Every line with the word "value" in it should be extracted from the data that follows.

A block of data
--- begin ---

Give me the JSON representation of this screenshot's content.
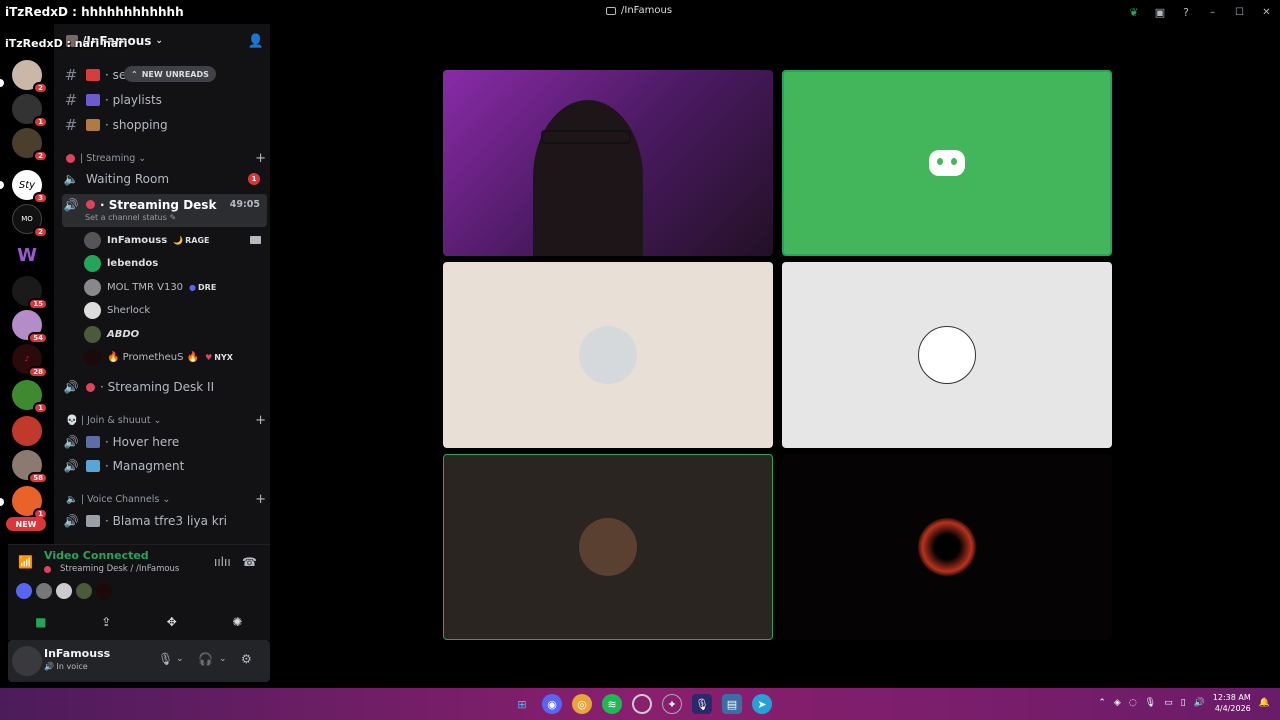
{
  "window": {
    "title": "/InFamous",
    "colors": {
      "accent": "#5865f2",
      "green": "#23a55a",
      "red": "#da373c",
      "bg": "#000000"
    }
  },
  "chat_overlay": {
    "line1": "iTzRedxD : hhhhhhhhhhhh",
    "line2": "iTzRedxD : nari nari"
  },
  "guilds": {
    "badges": [
      "2",
      "1",
      "2",
      "3",
      "2",
      "15",
      "54",
      "28",
      "1",
      "58",
      "1"
    ],
    "new_label": "NEW"
  },
  "server": {
    "name": "/InFamous",
    "new_unreads": "NEW UNREADS",
    "channels_top": [
      {
        "name": "· se",
        "emoji": "megaphone-icon"
      },
      {
        "name": "· playlists",
        "emoji": "music-note-icon"
      },
      {
        "name": "· shopping",
        "emoji": "box-icon"
      }
    ],
    "category_streaming": "| Streaming",
    "waiting_room": {
      "name": "Waiting Room",
      "badge": "1"
    },
    "streaming_desk": {
      "name": "· Streaming Desk",
      "timer": "49:05",
      "status": "Set a channel status"
    },
    "voice_users": [
      {
        "name": "InFamouss",
        "tag": "RAGE"
      },
      {
        "name": "lebendos",
        "tag": ""
      },
      {
        "name": "MOL TMR V130",
        "tag": "DRE"
      },
      {
        "name": "Sherlock",
        "tag": ""
      },
      {
        "name": "ABDO",
        "tag": ""
      },
      {
        "name": "🔥 PrometheuS 🔥",
        "tag": "NYX"
      }
    ],
    "streaming_desk_2": "· Streaming Desk II",
    "category_join": "| Join & shuuut",
    "hover_here": "· Hover here",
    "managment": "· Managment",
    "category_voice": "| Voice Channels",
    "blama": "· Blama tfre3 liya kri"
  },
  "rtc": {
    "title": "Video Connected",
    "subtitle": "Streaming Desk / /InFamous"
  },
  "user": {
    "name": "InFamouss",
    "status": "In voice"
  },
  "taskbar": {
    "time": "12:38 AM",
    "date": "4/4/2026"
  }
}
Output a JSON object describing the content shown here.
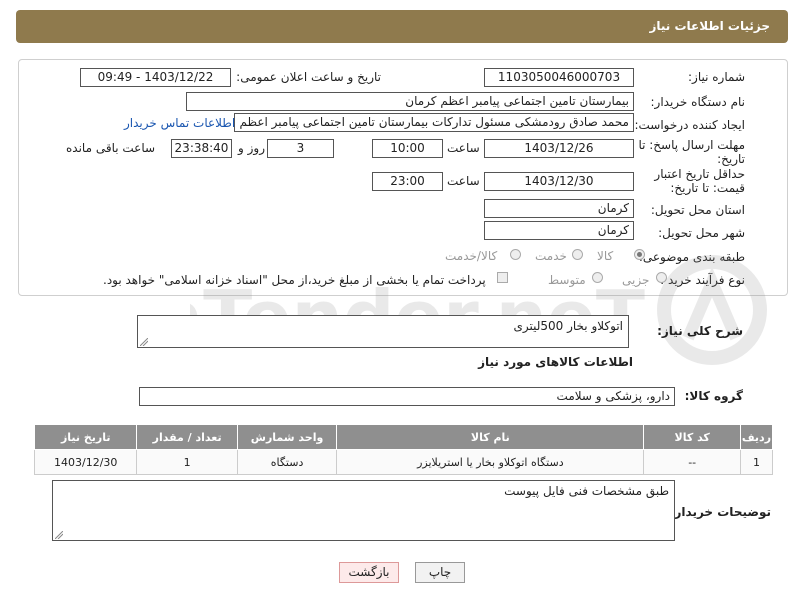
{
  "header": {
    "title": "جزئیات اطلاعات نیاز"
  },
  "need_number": {
    "label": "شماره نیاز:",
    "value": "1103050046000703"
  },
  "announce_datetime": {
    "label": "تاریخ و ساعت اعلان عمومی:",
    "value": "1403/12/22 - 09:49"
  },
  "buyer_org": {
    "label": "نام دستگاه خریدار:",
    "value": "بیمارستان تامین اجتماعی پیامبر اعظم کرمان"
  },
  "requester": {
    "label": "ایجاد کننده درخواست:",
    "value": "محمد صادق  رودمشکی مسئول تدارکات بیمارستان تامین اجتماعی پیامبر اعظم",
    "contact_link": "اطلاعات تماس خریدار"
  },
  "reply_deadline": {
    "label": "مهلت ارسال پاسخ: تا تاریخ:",
    "date": "1403/12/26",
    "time_label": "ساعت",
    "time": "10:00",
    "days": "3",
    "days_label": "روز و",
    "remaining": "23:38:40",
    "remaining_label": "ساعت باقی مانده"
  },
  "price_validity": {
    "label": "حداقل تاریخ اعتبار قیمت: تا تاریخ:",
    "date": "1403/12/30",
    "time_label": "ساعت",
    "time": "23:00"
  },
  "province": {
    "label": "استان محل تحویل:",
    "value": "کرمان"
  },
  "city": {
    "label": "شهر محل تحویل:",
    "value": "کرمان"
  },
  "category": {
    "label": "طبقه بندی موضوعی:",
    "options": [
      "کالا",
      "خدمت",
      "کالا/خدمت"
    ],
    "selected": "کالا"
  },
  "purchase_type": {
    "label": "نوع فرآیند خرید :",
    "options": [
      "جزیی",
      "متوسط"
    ],
    "note": "پرداخت تمام یا بخشی از مبلغ خرید،از محل \"اسناد خزانه اسلامی\" خواهد بود."
  },
  "description": {
    "label": "شرح کلی نیاز:",
    "value": "اتوکلاو بخار 500لیتری"
  },
  "goods_info": {
    "title": "اطلاعات کالاهای مورد نیاز"
  },
  "goods_group": {
    "label": "گروه کالا:",
    "value": "دارو، پزشکی و سلامت"
  },
  "table": {
    "headers": [
      "ردیف",
      "کد کالا",
      "نام کالا",
      "واحد شمارش",
      "تعداد / مقدار",
      "تاریخ نیاز"
    ],
    "rows": [
      [
        "1",
        "--",
        "دستگاه اتوکلاو بخار یا استریلایزر",
        "دستگاه",
        "1",
        "1403/12/30"
      ]
    ]
  },
  "buyer_notes": {
    "label": "توضیحات خریدار:",
    "value": "طبق مشخصات فنی فایل پیوست"
  },
  "buttons": {
    "print": "چاپ",
    "back": "بازگشت"
  },
  "watermark": {
    "text": "AriaTender.neT"
  }
}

--- end ---

● ANSWER TO THIS EXERCISE
    "value": "1103050046000703"
    "value": "1403/12/22 - 09:49"
    "value": "بیمارستان تامین اجتماعی پیامبر اعظم کرمان"
    "value": "محمد صادق  رودمشکی مسئول تدارکات بیمارستان تامین اجتماعی پیامبر اعظم",
    "value": "کرمان"
    "value": "کرمان"
    "value": "اتوکلاو بخار 500لیتری"
    "value": "دارو، پزشکی و سلامت"
    "value": "طبق مشخصات فنی فایل پیوست"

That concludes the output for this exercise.